INSTRUCTIONS FOR THE TASK
Output the entries below exactly as written, omitting pictures.

Stored data

§ §

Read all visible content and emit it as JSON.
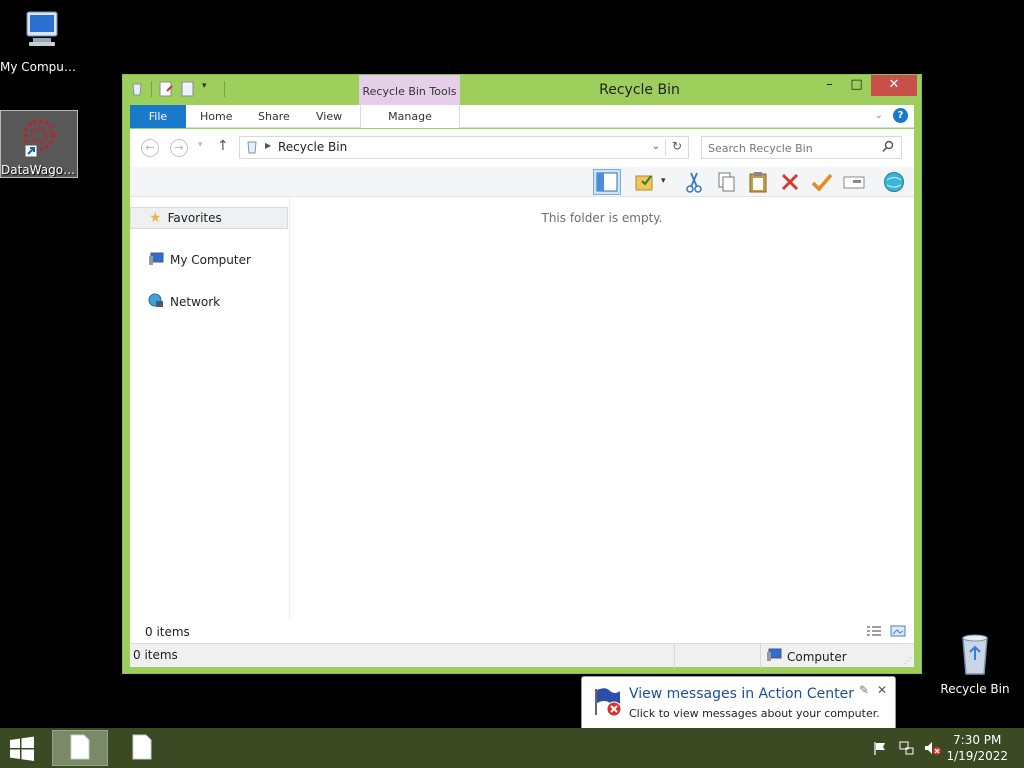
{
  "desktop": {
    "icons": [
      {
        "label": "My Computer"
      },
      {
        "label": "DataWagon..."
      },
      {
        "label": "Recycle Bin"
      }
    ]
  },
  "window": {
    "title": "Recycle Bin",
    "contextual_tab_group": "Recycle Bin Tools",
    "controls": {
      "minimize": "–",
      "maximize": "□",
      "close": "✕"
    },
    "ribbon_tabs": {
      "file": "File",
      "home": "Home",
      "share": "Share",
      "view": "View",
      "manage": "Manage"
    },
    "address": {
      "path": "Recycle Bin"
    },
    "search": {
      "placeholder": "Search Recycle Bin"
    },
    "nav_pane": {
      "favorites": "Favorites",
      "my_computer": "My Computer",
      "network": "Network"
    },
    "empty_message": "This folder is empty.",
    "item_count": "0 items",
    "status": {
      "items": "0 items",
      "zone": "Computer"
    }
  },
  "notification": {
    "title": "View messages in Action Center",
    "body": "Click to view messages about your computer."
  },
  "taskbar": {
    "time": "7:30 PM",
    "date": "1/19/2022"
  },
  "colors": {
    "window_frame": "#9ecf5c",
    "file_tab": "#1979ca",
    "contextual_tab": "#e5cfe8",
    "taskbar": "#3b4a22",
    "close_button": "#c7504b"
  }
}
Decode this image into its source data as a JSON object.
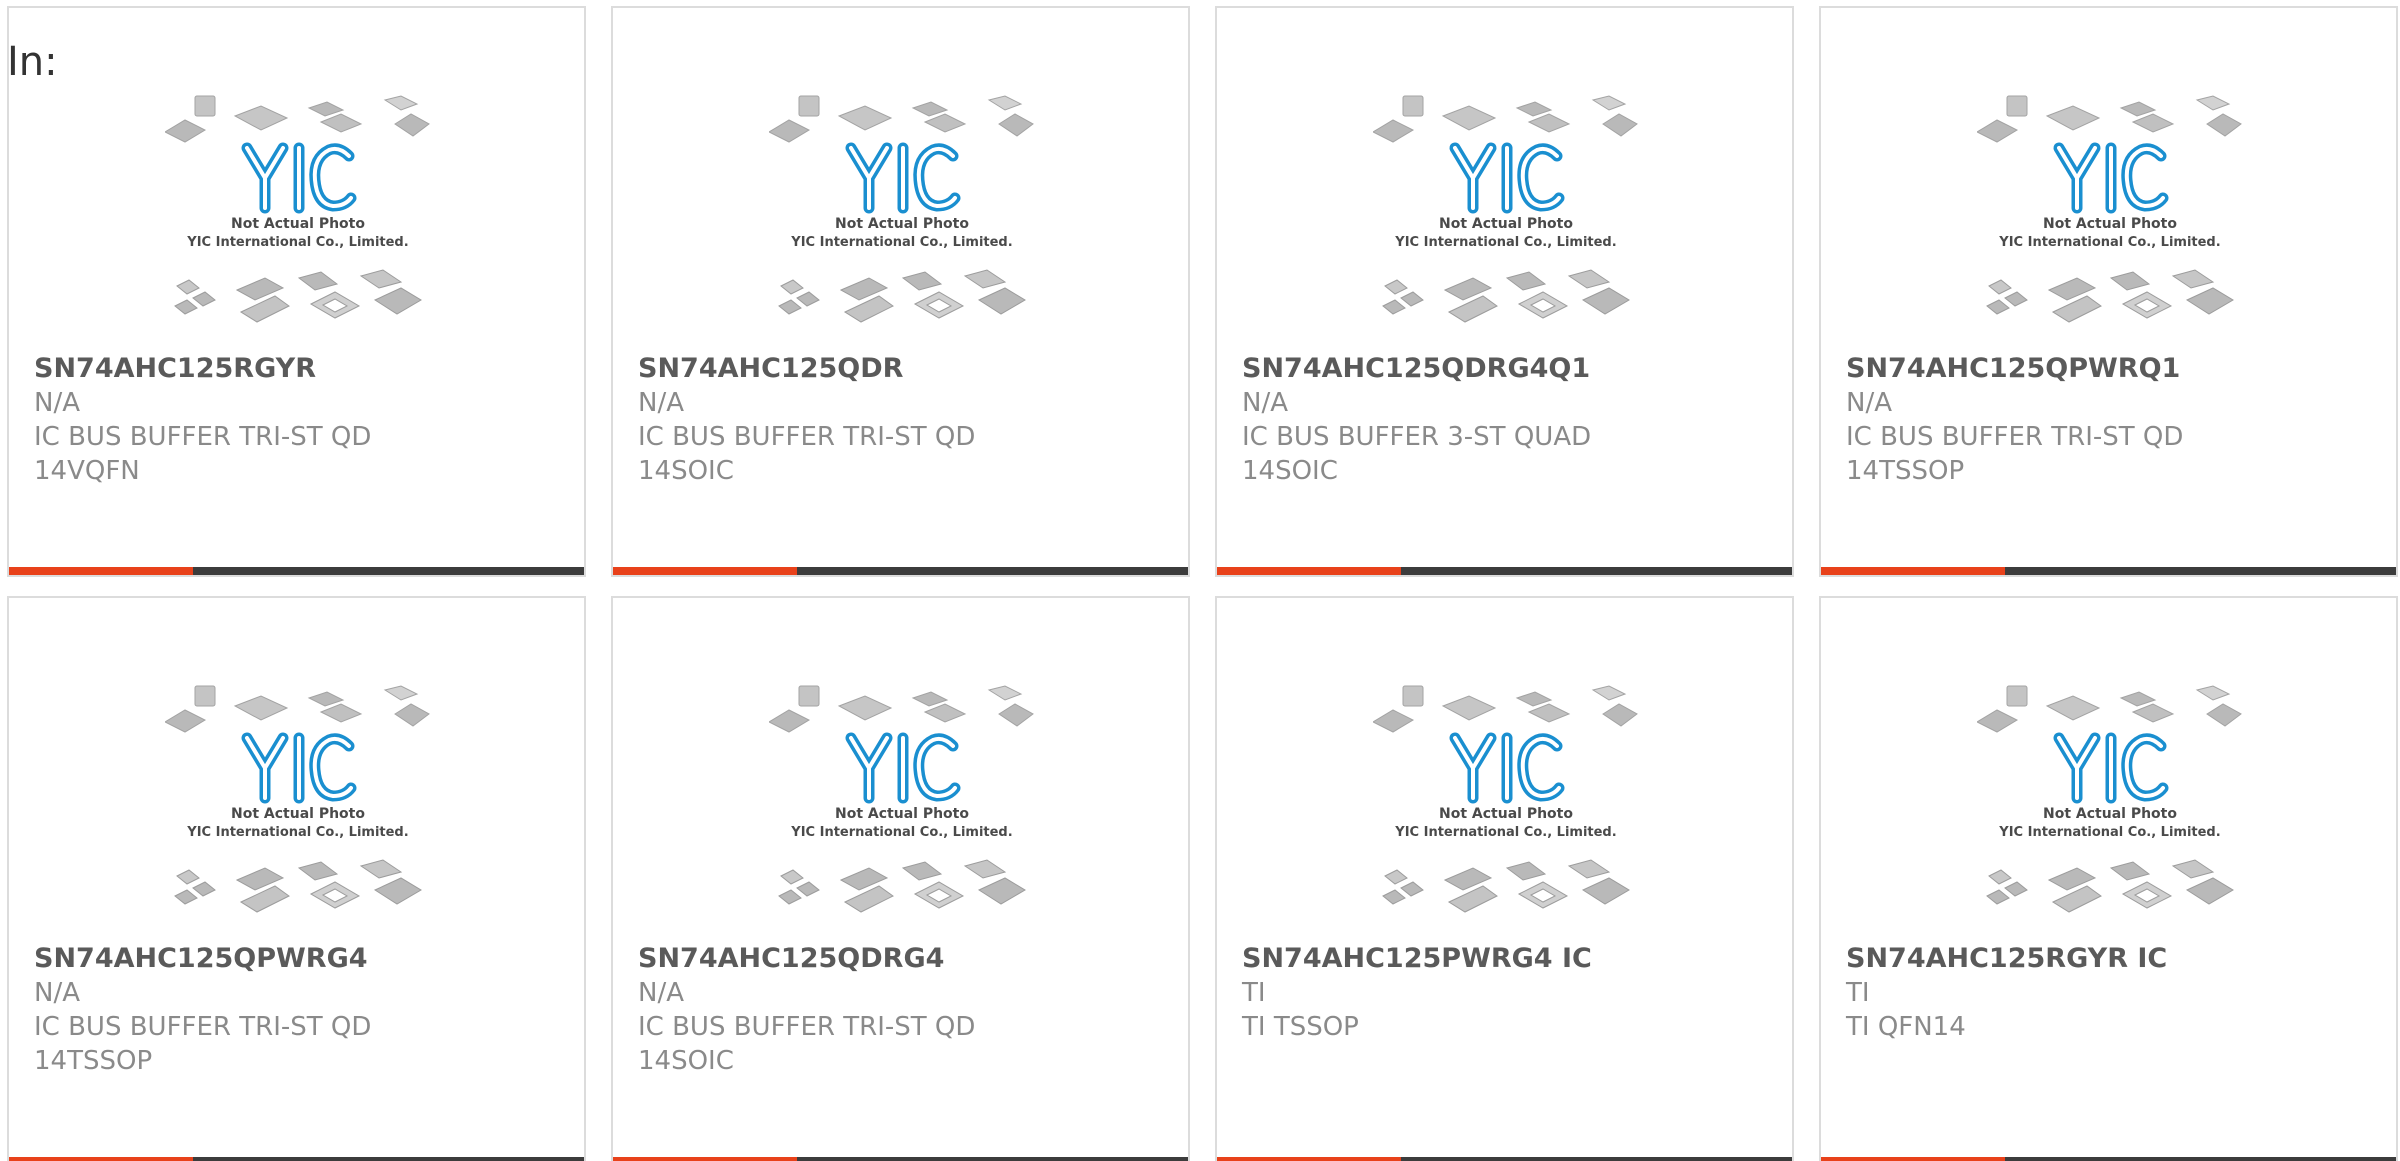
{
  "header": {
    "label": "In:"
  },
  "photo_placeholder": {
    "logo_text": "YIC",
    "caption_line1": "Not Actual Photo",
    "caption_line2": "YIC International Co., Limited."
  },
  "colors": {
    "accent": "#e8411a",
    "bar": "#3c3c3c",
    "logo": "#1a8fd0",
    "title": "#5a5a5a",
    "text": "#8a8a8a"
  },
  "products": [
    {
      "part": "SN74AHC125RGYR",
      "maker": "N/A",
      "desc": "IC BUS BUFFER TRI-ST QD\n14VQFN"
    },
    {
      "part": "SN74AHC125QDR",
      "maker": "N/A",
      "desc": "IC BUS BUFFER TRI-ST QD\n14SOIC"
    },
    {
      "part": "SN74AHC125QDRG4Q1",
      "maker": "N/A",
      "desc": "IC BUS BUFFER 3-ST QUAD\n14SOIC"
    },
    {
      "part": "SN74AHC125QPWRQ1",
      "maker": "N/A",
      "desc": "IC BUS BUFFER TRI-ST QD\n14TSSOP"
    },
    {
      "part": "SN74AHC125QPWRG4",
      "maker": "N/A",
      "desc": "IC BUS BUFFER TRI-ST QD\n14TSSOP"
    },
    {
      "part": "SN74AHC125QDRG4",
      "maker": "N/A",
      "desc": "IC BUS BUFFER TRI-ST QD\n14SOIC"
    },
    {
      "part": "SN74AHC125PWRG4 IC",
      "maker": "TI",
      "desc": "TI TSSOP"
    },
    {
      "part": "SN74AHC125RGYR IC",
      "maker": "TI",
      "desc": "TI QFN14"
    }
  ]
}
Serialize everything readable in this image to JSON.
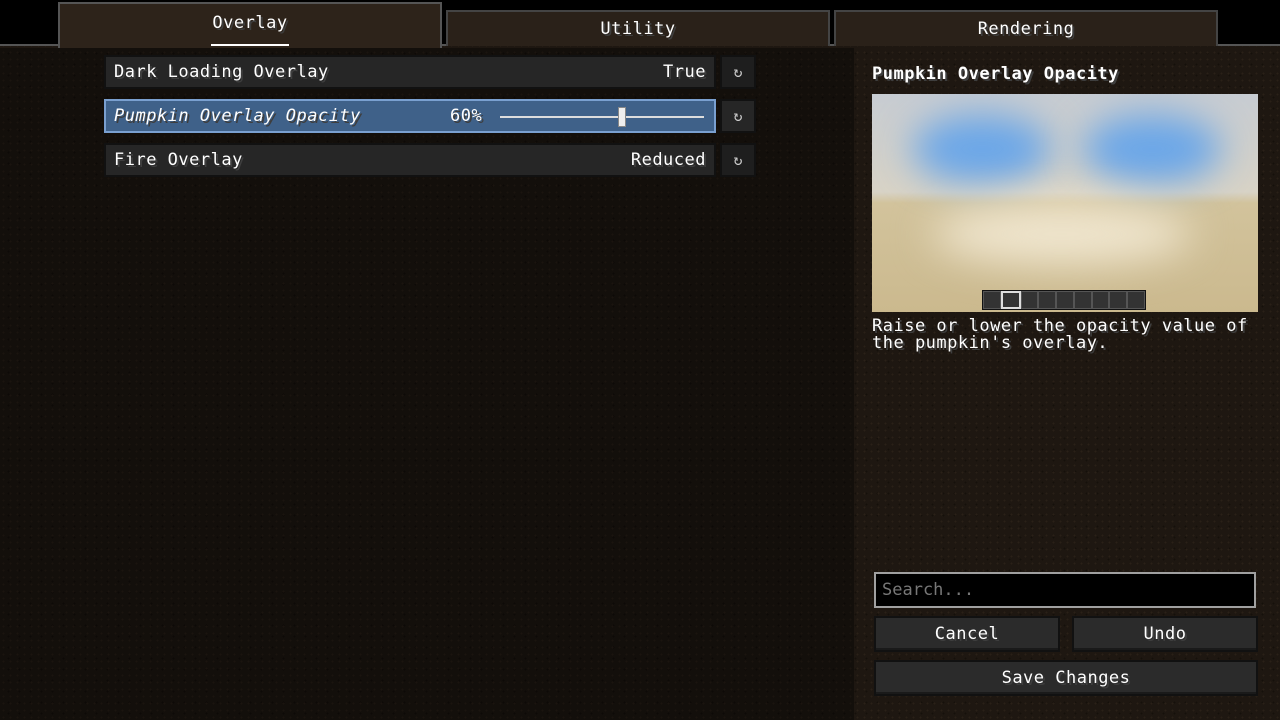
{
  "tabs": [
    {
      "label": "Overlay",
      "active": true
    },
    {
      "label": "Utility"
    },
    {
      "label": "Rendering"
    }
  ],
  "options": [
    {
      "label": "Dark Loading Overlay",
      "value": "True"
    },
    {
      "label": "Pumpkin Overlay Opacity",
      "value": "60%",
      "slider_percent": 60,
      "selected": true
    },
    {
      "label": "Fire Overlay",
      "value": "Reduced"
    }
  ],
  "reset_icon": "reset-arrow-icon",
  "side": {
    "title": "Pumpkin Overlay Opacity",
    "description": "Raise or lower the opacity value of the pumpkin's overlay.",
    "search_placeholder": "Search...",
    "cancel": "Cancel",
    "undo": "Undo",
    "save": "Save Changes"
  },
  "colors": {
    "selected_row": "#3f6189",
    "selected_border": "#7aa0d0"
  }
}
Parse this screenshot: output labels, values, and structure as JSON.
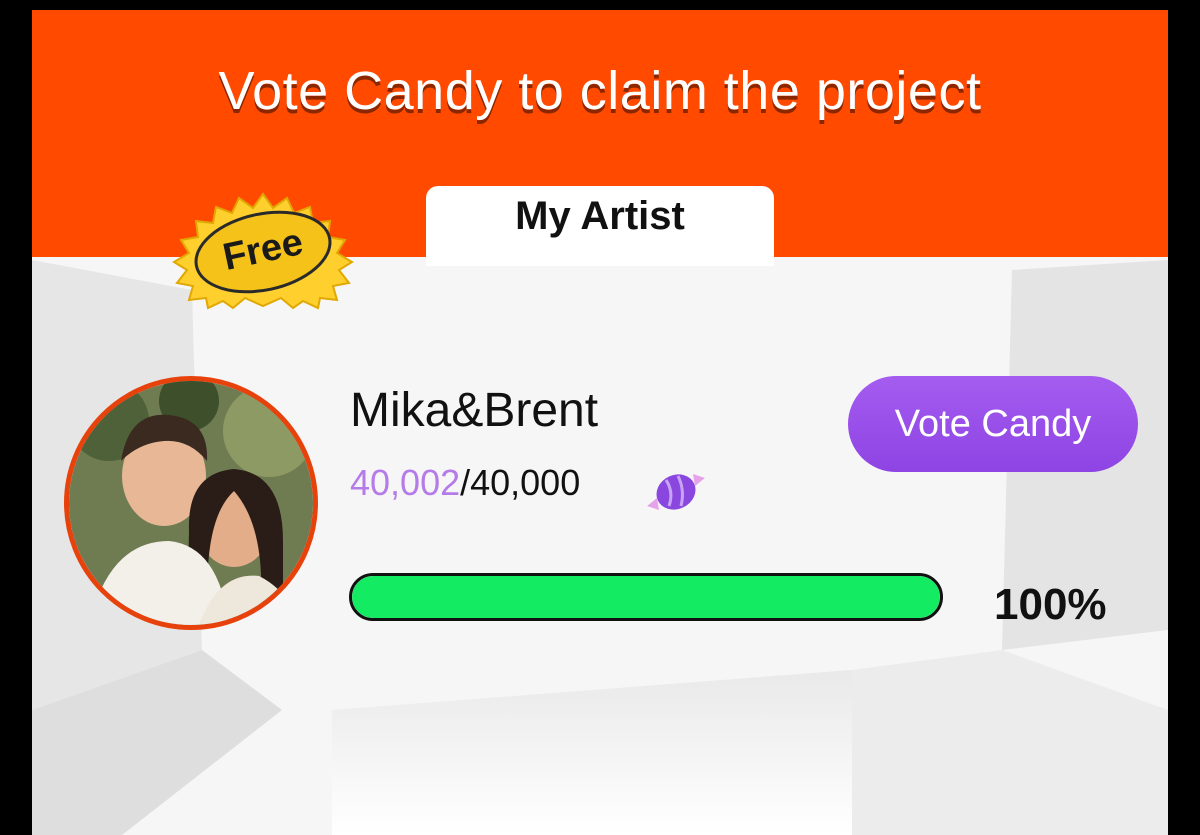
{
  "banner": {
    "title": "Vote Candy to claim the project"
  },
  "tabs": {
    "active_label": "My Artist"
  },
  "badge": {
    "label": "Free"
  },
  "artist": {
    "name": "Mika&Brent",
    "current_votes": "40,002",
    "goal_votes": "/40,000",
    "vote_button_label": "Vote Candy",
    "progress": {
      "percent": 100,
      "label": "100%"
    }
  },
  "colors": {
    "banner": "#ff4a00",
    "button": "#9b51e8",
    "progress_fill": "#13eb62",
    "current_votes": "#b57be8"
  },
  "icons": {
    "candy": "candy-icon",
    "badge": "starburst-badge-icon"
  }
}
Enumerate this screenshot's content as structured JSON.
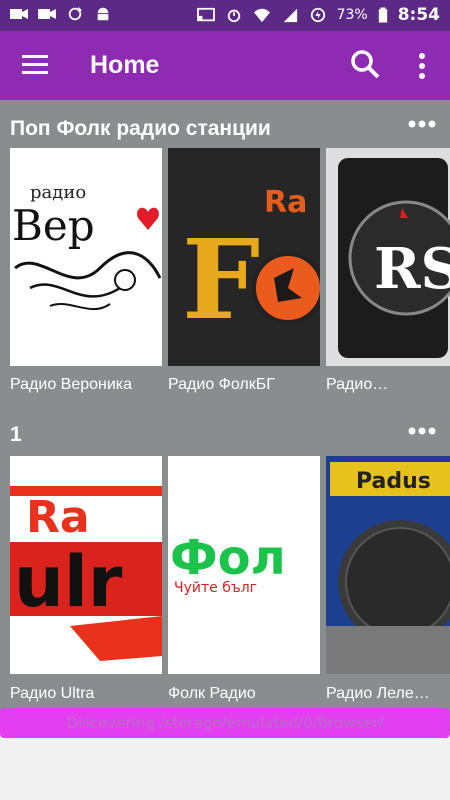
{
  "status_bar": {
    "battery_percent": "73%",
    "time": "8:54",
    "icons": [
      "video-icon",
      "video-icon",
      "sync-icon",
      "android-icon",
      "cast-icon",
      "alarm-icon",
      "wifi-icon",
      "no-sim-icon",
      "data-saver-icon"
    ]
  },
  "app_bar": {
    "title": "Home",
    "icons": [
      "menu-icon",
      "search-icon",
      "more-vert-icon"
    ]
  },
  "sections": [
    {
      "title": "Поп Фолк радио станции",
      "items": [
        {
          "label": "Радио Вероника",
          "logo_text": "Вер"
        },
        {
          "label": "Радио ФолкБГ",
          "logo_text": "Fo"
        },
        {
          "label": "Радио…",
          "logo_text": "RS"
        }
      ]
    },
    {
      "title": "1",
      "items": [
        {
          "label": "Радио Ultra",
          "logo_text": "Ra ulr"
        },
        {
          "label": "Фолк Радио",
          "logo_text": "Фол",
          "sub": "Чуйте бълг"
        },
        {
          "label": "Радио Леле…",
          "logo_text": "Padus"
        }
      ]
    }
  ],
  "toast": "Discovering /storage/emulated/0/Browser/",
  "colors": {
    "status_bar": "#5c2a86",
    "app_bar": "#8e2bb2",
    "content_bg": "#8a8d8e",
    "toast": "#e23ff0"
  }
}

§ §

EXERCISE SOLUTION
Read all visible content and emit it as JSON.
{
  "desktop": {
    "icons": [
      {
        "label": "My Computer"
      },
      {
        "label": "DataWagon..."
      },
      {
        "label": "Recycle Bin"
      }
    ]
  },
  "window": {
    "title": "Recycle Bin",
    "contextual_tab_group": "Recycle Bin Tools",
    "controls": {
      "minimize": "–",
      "maximize": "□",
      "close": "✕"
    },
    "ribbon_tabs": {
      "file": "File",
      "home": "Home",
      "share": "Share",
      "view": "View",
      "manage": "Manage"
    },
    "address": {
      "path": "Recycle Bin"
    },
    "search": {
      "placeholder": "Search Recycle Bin"
    },
    "nav_pane": {
      "favorites": "Favorites",
      "my_computer": "My Computer",
      "network": "Network"
    },
    "empty_message": "This folder is empty.",
    "item_count": "0 items",
    "status": {
      "items": "0 items",
      "zone": "Computer"
    }
  },
  "notification": {
    "title": "View messages in Action Center",
    "body": "Click to view messages about your computer."
  },
  "taskbar": {
    "time": "7:30 PM",
    "date": "1/19/2022"
  },
  "colors": {
    "window_frame": "#9ecf5c",
    "file_tab": "#1979ca",
    "contextual_tab": "#e5cfe8",
    "taskbar": "#3b4a22",
    "close_button": "#c7504b"
  }
}
Decode this image into its source data as a JSON object.
{
  "header": {
    "label": "In:"
  },
  "photo_placeholder": {
    "logo_text": "YIC",
    "caption_line1": "Not Actual Photo",
    "caption_line2": "YIC International Co., Limited."
  },
  "colors": {
    "accent": "#e8411a",
    "bar": "#3c3c3c",
    "logo": "#1a8fd0",
    "title": "#5a5a5a",
    "text": "#8a8a8a"
  },
  "products": [
    {
      "part": "SN74AHC125RGYR",
      "maker": "N/A",
      "desc": "IC BUS BUFFER TRI-ST QD\n14VQFN"
    },
    {
      "part": "SN74AHC125QDR",
      "maker": "N/A",
      "desc": "IC BUS BUFFER TRI-ST QD\n14SOIC"
    },
    {
      "part": "SN74AHC125QDRG4Q1",
      "maker": "N/A",
      "desc": "IC BUS BUFFER 3-ST QUAD\n14SOIC"
    },
    {
      "part": "SN74AHC125QPWRQ1",
      "maker": "N/A",
      "desc": "IC BUS BUFFER TRI-ST QD\n14TSSOP"
    },
    {
      "part": "SN74AHC125QPWRG4",
      "maker": "N/A",
      "desc": "IC BUS BUFFER TRI-ST QD\n14TSSOP"
    },
    {
      "part": "SN74AHC125QDRG4",
      "maker": "N/A",
      "desc": "IC BUS BUFFER TRI-ST QD\n14SOIC"
    },
    {
      "part": "SN74AHC125PWRG4 IC",
      "maker": "TI",
      "desc": "TI TSSOP"
    },
    {
      "part": "SN74AHC125RGYR IC",
      "maker": "TI",
      "desc": "TI QFN14"
    }
  ]
}
Serialize everything readable in this image to JSON.
{
  "tabs": [
    {
      "label": "Overlay",
      "active": true
    },
    {
      "label": "Utility"
    },
    {
      "label": "Rendering"
    }
  ],
  "options": [
    {
      "label": "Dark Loading Overlay",
      "value": "True"
    },
    {
      "label": "Pumpkin Overlay Opacity",
      "value": "60%",
      "slider_percent": 60,
      "selected": true
    },
    {
      "label": "Fire Overlay",
      "value": "Reduced"
    }
  ],
  "reset_icon": "reset-arrow-icon",
  "side": {
    "title": "Pumpkin Overlay Opacity",
    "description": "Raise or lower the opacity value of the pumpkin's overlay.",
    "search_placeholder": "Search...",
    "cancel": "Cancel",
    "undo": "Undo",
    "save": "Save Changes"
  },
  "colors": {
    "selected_row": "#3f6189",
    "selected_border": "#7aa0d0"
  }
}
Parse this screenshot: output labels, values, and structure as JSON.
{
  "banner": {
    "title": "Vote Candy to claim the project"
  },
  "tabs": {
    "active_label": "My Artist"
  },
  "badge": {
    "label": "Free"
  },
  "artist": {
    "name": "Mika&Brent",
    "current_votes": "40,002",
    "goal_votes": "/40,000",
    "vote_button_label": "Vote Candy",
    "progress": {
      "percent": 100,
      "label": "100%"
    }
  },
  "colors": {
    "banner": "#ff4a00",
    "button": "#9b51e8",
    "progress_fill": "#13eb62",
    "current_votes": "#b57be8"
  },
  "icons": {
    "candy": "candy-icon",
    "badge": "starburst-badge-icon"
  }
}
Enumerate this screenshot's content as structured JSON.
{
  "status_bar": {
    "battery_percent": "73%",
    "time": "8:54",
    "icons": [
      "video-icon",
      "video-icon",
      "sync-icon",
      "android-icon",
      "cast-icon",
      "alarm-icon",
      "wifi-icon",
      "no-sim-icon",
      "data-saver-icon"
    ]
  },
  "app_bar": {
    "title": "Home",
    "icons": [
      "menu-icon",
      "search-icon",
      "more-vert-icon"
    ]
  },
  "sections": [
    {
      "title": "Поп Фолк радио станции",
      "items": [
        {
          "label": "Радио Вероника",
          "logo_text": "Вер"
        },
        {
          "label": "Радио ФолкБГ",
          "logo_text": "Fo"
        },
        {
          "label": "Радио…",
          "logo_text": "RS"
        }
      ]
    },
    {
      "title": "1",
      "items": [
        {
          "label": "Радио Ultra",
          "logo_text": "Ra ulr"
        },
        {
          "label": "Фолк Радио",
          "logo_text": "Фол",
          "sub": "Чуйте бълг"
        },
        {
          "label": "Радио Леле…",
          "logo_text": "Padus"
        }
      ]
    }
  ],
  "toast": "Discovering /storage/emulated/0/Browser/",
  "colors": {
    "status_bar": "#5c2a86",
    "app_bar": "#8e2bb2",
    "content_bg": "#8a8d8e",
    "toast": "#e23ff0"
  }
}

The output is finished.